--- start of SUPPLIED MATERIAL ---
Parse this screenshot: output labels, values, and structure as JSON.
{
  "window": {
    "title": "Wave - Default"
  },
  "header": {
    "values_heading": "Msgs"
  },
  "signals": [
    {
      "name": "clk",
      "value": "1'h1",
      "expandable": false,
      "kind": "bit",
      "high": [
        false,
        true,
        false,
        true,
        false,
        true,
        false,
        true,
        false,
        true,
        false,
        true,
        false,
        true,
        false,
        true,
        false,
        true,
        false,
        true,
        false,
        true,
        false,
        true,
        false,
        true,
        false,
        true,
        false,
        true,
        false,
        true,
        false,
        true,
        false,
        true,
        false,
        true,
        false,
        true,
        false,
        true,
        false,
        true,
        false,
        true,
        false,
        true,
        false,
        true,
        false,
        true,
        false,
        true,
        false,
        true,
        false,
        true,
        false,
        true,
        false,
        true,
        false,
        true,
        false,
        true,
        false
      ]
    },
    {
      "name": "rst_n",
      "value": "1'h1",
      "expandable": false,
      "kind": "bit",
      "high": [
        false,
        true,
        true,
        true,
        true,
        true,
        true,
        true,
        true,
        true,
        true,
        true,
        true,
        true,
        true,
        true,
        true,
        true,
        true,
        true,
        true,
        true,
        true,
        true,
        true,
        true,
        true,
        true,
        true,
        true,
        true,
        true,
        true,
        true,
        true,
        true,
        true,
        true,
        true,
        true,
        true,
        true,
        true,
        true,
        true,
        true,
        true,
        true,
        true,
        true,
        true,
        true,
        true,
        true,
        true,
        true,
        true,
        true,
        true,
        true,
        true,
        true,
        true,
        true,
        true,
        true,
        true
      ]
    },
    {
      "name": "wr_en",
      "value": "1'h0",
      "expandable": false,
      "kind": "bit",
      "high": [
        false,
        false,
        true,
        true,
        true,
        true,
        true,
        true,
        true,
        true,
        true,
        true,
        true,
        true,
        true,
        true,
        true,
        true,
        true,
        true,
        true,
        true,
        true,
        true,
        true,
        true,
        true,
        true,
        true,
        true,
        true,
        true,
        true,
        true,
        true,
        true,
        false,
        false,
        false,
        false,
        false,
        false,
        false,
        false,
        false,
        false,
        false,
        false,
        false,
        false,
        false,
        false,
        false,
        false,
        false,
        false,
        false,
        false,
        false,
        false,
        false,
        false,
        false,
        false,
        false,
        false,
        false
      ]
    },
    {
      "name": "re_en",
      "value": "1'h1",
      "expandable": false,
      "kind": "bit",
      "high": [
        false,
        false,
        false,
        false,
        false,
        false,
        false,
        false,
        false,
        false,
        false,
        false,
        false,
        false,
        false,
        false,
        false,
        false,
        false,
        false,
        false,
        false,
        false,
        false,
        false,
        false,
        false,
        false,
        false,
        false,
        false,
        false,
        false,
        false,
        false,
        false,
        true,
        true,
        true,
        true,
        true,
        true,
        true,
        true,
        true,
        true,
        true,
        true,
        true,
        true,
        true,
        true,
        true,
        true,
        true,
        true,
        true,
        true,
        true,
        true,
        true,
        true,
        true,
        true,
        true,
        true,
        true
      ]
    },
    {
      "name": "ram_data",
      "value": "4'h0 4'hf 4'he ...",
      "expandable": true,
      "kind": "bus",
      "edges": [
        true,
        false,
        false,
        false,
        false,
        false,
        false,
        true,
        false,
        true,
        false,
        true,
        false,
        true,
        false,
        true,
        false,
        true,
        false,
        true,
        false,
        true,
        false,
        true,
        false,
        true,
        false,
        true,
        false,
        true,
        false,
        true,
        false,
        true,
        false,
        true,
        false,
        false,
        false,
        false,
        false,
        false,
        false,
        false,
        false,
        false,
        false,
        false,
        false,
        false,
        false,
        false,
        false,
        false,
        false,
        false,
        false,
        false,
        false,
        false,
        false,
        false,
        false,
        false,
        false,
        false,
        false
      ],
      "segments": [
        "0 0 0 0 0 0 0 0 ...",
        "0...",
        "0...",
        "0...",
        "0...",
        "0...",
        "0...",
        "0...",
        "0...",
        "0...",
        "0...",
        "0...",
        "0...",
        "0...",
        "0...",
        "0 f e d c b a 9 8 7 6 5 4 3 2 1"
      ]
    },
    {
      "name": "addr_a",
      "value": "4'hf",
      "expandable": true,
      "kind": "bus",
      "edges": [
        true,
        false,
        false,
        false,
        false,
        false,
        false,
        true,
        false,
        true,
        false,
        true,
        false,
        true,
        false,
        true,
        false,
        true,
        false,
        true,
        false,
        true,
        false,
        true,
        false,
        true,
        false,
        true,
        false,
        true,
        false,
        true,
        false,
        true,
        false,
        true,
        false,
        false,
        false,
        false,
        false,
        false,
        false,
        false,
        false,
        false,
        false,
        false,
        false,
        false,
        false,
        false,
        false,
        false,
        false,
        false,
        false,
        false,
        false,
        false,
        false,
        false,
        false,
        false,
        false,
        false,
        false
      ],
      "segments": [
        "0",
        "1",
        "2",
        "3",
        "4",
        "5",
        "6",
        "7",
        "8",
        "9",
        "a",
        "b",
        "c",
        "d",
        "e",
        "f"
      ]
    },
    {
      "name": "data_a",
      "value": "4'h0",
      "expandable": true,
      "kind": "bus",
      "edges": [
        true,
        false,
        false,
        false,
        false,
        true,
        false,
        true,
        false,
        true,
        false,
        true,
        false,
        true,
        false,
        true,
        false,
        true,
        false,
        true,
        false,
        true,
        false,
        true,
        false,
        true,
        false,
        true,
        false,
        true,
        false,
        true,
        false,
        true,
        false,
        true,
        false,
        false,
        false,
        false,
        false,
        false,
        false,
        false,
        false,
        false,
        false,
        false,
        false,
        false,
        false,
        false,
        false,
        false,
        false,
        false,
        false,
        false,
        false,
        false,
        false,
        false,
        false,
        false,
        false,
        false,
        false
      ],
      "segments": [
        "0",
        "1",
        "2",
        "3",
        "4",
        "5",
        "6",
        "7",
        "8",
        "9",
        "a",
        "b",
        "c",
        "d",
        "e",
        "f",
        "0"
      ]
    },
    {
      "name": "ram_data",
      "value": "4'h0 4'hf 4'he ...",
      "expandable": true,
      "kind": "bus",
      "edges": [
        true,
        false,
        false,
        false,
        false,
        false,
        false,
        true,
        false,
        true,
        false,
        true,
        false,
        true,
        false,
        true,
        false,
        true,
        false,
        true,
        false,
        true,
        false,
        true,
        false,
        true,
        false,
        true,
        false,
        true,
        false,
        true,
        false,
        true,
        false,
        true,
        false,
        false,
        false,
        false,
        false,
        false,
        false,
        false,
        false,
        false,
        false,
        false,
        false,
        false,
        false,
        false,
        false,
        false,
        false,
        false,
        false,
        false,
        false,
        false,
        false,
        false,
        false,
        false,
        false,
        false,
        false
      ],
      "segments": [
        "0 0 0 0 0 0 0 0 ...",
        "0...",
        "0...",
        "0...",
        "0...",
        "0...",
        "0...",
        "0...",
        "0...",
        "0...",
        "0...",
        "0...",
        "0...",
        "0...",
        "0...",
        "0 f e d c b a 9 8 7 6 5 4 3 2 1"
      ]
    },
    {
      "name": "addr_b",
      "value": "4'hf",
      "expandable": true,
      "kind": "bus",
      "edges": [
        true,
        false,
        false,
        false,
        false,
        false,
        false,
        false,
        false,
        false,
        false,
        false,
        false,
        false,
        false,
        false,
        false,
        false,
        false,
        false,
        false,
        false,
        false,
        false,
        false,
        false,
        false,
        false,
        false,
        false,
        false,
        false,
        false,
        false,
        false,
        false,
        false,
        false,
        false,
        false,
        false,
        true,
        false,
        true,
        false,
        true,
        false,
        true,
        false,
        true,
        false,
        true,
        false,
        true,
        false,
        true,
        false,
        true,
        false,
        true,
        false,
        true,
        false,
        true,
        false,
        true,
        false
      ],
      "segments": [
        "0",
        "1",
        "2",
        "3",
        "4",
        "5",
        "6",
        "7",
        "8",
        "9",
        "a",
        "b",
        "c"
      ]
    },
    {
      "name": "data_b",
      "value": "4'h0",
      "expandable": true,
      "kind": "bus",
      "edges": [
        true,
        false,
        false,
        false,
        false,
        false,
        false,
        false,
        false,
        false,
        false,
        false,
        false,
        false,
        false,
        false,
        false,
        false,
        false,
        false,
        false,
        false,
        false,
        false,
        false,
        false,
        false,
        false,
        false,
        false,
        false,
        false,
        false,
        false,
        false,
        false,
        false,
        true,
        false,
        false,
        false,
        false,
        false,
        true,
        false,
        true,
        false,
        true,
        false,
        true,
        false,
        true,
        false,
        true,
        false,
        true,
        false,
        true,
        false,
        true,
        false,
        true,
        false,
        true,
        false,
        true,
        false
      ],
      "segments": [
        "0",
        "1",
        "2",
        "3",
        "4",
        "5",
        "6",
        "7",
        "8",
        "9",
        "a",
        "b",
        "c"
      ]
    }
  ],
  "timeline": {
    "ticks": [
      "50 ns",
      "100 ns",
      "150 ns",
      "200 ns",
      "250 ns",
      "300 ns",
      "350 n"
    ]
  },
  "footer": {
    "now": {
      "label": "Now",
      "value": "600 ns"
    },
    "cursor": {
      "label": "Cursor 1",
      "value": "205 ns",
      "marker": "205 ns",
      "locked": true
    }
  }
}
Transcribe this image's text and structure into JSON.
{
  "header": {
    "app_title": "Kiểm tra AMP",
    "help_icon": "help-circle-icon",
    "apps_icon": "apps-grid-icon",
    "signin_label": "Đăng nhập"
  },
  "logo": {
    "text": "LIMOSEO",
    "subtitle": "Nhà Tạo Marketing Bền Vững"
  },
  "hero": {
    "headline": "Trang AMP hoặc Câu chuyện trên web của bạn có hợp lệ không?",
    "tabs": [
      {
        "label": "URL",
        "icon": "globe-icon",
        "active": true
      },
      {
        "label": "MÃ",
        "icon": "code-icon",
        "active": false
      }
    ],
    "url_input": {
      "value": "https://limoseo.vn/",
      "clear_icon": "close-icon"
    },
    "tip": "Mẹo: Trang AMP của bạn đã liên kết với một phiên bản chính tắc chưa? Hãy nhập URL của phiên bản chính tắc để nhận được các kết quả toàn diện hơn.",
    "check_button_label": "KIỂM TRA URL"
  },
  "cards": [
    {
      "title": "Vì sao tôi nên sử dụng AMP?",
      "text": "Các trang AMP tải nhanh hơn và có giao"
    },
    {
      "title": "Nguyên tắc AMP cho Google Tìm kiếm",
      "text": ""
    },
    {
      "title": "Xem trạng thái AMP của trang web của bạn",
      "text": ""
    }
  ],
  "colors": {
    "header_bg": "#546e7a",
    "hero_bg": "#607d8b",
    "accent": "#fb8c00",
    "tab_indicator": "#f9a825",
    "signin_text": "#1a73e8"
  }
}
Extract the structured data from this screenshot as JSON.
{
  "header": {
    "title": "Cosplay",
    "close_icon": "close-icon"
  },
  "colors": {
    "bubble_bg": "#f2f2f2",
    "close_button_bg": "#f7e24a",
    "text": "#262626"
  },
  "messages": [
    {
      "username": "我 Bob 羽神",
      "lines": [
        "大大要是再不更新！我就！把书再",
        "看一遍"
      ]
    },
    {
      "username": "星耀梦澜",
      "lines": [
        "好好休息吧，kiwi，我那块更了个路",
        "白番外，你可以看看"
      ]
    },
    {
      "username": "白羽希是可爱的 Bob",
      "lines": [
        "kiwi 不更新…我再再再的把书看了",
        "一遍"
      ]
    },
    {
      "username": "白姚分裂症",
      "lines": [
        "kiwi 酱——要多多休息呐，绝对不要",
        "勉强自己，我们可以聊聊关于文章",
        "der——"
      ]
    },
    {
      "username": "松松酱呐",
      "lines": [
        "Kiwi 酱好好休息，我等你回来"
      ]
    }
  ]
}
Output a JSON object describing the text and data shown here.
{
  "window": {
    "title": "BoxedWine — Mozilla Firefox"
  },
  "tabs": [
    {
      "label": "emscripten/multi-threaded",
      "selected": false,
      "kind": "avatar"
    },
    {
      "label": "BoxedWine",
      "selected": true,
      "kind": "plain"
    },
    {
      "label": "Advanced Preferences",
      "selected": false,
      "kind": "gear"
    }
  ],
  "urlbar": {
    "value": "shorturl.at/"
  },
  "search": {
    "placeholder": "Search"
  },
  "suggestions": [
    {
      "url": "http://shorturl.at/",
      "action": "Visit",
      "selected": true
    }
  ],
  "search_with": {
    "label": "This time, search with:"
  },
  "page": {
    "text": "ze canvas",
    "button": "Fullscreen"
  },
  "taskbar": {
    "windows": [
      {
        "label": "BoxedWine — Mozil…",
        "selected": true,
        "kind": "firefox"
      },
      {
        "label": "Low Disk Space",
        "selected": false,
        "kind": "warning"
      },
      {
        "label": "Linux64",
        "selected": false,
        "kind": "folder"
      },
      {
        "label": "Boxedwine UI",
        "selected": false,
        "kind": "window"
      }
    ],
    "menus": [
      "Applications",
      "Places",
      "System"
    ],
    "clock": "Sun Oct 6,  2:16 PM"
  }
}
--- end of SUPPLIED MATERIAL ---
◆ WORK TO BE COMPLETED:
List the lines of the records where "screenshot" occurs.

◆ EXERCISE RESULT:
Parse this screenshot: output labels, values, and structure as JSON.
Extract the structured data from this screenshot as JSON.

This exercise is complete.